» JOB
Which lines contain the word "попечения"? Return each of them as written.

Records from a collection:
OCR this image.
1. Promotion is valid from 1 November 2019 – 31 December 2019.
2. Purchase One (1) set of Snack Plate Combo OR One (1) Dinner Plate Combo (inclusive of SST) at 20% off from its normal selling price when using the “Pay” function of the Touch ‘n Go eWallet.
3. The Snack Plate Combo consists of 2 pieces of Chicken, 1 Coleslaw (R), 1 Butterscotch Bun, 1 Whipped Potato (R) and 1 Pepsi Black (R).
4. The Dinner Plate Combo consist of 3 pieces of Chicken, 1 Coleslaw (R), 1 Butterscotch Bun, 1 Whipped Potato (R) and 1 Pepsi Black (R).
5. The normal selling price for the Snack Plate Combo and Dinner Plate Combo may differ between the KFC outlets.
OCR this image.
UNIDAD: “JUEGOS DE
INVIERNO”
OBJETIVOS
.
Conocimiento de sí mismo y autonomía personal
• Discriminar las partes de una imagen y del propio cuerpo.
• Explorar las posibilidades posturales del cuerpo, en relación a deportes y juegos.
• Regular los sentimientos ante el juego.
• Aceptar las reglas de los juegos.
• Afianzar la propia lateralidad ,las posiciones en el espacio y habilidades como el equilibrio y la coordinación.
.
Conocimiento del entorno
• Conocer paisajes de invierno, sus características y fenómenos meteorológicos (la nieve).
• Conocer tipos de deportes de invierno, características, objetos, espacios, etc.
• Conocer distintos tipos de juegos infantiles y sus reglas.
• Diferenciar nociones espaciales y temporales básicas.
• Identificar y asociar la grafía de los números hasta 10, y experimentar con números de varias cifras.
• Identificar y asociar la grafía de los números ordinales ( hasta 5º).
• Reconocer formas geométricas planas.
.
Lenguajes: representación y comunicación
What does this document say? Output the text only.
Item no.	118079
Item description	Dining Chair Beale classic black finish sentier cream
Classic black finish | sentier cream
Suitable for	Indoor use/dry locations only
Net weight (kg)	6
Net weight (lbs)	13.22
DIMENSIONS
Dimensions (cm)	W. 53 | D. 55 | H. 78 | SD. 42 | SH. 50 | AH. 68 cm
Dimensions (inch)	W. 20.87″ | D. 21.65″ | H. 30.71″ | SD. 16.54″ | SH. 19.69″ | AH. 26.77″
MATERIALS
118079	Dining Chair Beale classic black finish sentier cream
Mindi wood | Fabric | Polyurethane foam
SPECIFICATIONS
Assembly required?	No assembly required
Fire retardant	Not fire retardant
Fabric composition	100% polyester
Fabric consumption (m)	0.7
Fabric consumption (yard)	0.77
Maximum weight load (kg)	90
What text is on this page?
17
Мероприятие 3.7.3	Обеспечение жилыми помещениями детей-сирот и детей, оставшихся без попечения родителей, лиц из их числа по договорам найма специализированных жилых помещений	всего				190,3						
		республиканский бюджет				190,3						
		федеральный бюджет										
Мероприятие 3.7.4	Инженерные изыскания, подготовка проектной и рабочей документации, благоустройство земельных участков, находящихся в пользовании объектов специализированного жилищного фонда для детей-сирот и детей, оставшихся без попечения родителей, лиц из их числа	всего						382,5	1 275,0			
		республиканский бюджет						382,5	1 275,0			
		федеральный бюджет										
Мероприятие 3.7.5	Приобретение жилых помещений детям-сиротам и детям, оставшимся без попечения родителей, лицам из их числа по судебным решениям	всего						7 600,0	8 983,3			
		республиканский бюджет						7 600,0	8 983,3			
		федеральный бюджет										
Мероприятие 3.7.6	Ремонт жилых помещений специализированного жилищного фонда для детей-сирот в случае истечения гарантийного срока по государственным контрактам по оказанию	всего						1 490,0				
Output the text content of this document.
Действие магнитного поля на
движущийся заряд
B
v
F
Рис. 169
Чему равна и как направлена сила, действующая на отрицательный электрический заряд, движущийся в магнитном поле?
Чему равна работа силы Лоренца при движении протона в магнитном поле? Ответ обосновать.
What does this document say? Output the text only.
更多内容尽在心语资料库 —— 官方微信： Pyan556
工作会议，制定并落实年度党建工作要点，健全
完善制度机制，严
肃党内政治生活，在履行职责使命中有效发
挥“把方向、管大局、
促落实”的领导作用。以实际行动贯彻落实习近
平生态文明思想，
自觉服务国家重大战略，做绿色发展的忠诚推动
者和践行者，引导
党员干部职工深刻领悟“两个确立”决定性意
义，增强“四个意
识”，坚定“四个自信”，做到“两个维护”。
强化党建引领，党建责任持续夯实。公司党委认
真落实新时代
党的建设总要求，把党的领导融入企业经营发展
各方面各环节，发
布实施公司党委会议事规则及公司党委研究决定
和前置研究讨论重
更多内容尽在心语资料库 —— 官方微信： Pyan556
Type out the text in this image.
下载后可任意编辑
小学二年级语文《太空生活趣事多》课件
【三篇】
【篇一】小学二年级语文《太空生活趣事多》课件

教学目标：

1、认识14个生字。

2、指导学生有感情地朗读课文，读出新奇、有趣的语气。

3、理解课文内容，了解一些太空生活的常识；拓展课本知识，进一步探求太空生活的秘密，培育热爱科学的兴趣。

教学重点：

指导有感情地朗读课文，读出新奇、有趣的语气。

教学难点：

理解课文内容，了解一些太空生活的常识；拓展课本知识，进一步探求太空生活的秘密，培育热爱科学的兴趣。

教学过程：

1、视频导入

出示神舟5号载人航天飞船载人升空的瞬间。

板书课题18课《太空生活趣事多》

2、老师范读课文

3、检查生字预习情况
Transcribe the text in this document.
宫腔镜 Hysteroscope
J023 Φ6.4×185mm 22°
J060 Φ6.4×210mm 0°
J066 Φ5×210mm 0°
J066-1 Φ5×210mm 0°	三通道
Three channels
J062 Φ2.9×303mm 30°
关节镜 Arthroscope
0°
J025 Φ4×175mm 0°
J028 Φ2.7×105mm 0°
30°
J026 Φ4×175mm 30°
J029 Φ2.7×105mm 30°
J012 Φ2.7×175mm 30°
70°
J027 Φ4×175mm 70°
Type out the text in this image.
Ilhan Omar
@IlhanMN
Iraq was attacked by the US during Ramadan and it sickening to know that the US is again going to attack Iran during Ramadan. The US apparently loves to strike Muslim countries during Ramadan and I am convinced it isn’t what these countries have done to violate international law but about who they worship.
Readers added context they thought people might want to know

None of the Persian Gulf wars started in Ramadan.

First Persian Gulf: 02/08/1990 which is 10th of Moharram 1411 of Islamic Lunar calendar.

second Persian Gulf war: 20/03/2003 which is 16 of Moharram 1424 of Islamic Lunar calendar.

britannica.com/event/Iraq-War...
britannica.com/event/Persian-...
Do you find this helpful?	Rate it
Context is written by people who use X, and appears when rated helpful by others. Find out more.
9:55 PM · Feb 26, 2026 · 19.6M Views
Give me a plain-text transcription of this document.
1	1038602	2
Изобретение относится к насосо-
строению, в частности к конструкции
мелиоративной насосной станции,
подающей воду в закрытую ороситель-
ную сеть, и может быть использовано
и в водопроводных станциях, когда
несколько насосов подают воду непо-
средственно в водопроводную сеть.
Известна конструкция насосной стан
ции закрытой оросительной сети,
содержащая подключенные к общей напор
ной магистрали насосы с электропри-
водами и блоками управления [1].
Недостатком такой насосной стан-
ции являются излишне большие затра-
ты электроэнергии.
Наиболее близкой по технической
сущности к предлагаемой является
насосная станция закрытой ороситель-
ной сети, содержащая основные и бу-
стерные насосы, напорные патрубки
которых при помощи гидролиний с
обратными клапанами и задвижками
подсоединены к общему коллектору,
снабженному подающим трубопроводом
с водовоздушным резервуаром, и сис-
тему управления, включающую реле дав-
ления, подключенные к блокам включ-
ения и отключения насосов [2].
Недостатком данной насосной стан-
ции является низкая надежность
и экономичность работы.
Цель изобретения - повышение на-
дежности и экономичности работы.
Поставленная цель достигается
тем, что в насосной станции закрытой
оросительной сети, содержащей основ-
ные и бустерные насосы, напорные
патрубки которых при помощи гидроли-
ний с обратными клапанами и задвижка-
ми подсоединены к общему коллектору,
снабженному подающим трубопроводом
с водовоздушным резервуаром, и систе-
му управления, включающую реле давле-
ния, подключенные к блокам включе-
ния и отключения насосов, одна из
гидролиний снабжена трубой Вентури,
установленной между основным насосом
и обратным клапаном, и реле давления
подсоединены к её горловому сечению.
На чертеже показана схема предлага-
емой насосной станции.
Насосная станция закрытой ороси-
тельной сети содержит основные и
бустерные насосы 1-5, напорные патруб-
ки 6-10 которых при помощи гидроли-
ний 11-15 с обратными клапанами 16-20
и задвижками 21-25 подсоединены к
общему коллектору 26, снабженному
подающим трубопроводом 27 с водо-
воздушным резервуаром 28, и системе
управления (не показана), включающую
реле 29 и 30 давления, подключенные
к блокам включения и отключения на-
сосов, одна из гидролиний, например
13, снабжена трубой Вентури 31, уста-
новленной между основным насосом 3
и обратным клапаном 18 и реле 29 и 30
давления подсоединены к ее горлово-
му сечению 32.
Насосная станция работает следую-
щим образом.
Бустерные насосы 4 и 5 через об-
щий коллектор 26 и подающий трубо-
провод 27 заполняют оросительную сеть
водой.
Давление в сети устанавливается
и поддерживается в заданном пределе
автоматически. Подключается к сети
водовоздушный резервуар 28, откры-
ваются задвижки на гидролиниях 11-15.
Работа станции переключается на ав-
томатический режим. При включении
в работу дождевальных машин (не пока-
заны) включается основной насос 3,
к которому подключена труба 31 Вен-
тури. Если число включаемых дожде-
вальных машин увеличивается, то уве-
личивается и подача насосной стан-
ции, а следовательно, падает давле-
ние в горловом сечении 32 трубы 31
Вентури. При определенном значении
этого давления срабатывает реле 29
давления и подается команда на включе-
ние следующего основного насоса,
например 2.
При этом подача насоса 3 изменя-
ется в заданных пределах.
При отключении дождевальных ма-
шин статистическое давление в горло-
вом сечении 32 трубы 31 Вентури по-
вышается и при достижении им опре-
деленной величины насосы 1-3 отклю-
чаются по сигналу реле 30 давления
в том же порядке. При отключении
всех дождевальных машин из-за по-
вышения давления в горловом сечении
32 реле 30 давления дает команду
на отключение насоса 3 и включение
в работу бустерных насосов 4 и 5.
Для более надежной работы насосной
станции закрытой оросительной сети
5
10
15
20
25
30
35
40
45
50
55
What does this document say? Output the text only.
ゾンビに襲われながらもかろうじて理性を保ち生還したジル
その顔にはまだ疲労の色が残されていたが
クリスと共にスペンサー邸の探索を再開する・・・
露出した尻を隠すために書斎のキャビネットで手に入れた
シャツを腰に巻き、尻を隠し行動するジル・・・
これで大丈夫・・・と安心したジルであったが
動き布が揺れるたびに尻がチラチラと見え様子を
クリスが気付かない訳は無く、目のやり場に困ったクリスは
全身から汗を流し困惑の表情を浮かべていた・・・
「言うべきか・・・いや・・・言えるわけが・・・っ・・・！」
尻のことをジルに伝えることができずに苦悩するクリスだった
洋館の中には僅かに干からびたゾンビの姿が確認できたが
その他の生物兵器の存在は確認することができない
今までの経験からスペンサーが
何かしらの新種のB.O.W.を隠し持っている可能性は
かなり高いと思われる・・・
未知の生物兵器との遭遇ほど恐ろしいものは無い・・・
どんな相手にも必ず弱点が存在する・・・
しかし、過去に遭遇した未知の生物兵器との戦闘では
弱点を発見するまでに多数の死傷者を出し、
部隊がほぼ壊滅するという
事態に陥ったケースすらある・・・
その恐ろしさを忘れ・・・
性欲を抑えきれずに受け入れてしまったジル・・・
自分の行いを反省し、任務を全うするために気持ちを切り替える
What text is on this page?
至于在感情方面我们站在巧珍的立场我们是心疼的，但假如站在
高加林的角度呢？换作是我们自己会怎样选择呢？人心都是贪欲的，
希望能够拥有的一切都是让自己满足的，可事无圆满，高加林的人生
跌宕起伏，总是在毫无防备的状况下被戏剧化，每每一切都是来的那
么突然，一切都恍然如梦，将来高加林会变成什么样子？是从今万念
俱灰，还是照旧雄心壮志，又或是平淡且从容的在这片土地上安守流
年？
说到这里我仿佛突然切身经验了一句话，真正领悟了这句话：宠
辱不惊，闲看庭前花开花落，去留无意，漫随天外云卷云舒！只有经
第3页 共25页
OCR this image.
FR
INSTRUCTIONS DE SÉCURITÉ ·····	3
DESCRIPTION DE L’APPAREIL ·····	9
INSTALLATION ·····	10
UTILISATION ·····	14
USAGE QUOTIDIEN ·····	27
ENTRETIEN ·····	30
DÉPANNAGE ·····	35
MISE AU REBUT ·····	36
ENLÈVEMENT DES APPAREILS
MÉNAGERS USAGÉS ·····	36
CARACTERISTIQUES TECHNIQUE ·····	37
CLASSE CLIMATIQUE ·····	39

» RESULT FOR THIS TASK
Мероприятие 3.7.3	Обеспечение жилыми помещениями детей-сирот и детей, оставшихся без попечения родителей, лиц из их числа по договорам найма специализированных жилых помещений	всего				190,3						
Мероприятие 3.7.4	Инженерные изыскания, подготовка проектной и рабочей документации, благоустройство земельных участков, находящихся в пользовании объектов специализированного жилищного фонда для детей-сирот и детей, оставшихся без попечения родителей, лиц из их числа	всего						382,5	1 275,0			
Мероприятие 3.7.5	Приобретение жилых помещений детям-сиротам и детям, оставшимся без попечения родителей, лицам из их числа по судебным решениям	всего						7 600,0	8 983,3			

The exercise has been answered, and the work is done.